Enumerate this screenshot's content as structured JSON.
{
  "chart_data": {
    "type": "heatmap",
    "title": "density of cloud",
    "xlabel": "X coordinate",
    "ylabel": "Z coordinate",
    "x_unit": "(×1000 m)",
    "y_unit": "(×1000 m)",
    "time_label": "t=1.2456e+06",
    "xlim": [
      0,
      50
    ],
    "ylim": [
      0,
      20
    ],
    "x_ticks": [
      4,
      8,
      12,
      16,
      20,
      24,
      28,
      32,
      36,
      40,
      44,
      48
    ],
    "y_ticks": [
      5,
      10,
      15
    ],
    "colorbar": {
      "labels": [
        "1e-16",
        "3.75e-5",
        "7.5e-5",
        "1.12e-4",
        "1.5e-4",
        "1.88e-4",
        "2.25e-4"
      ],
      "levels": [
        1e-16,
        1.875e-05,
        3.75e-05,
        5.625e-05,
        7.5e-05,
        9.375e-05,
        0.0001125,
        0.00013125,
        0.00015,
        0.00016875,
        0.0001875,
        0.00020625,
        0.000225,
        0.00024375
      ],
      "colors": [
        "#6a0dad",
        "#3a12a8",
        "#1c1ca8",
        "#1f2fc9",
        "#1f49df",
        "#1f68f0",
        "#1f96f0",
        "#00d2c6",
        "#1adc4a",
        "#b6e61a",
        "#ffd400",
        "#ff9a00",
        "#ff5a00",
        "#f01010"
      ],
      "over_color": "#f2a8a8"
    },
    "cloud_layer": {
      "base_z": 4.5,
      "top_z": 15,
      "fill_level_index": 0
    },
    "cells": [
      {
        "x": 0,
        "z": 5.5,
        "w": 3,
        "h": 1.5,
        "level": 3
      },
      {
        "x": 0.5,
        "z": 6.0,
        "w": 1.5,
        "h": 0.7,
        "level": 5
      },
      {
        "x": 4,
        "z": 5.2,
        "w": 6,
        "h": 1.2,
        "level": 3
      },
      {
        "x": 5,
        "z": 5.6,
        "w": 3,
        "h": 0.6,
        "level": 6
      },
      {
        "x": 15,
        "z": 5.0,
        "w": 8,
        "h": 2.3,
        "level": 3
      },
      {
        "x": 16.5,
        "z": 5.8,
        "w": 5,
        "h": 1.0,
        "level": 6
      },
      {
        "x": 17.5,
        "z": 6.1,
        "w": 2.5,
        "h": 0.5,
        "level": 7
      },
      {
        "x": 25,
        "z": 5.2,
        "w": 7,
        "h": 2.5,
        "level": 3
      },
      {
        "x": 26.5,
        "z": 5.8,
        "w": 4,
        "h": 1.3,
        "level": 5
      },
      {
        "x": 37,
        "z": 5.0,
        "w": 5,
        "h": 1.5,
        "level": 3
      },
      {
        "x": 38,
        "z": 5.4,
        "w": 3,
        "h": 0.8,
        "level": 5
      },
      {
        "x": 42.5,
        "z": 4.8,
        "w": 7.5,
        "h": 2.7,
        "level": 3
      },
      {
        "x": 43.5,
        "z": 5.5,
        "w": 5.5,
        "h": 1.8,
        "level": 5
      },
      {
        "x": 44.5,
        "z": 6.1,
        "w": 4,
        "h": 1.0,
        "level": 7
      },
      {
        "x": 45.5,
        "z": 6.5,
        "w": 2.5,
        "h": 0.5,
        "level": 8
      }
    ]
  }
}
····················
WRITTEN TASK: Filter the records, keeping only lines that contain "coordinate", and show those lines.

THE REPLY:
    "xlabel": "X coordinate",
    "ylabel": "Z coordinate",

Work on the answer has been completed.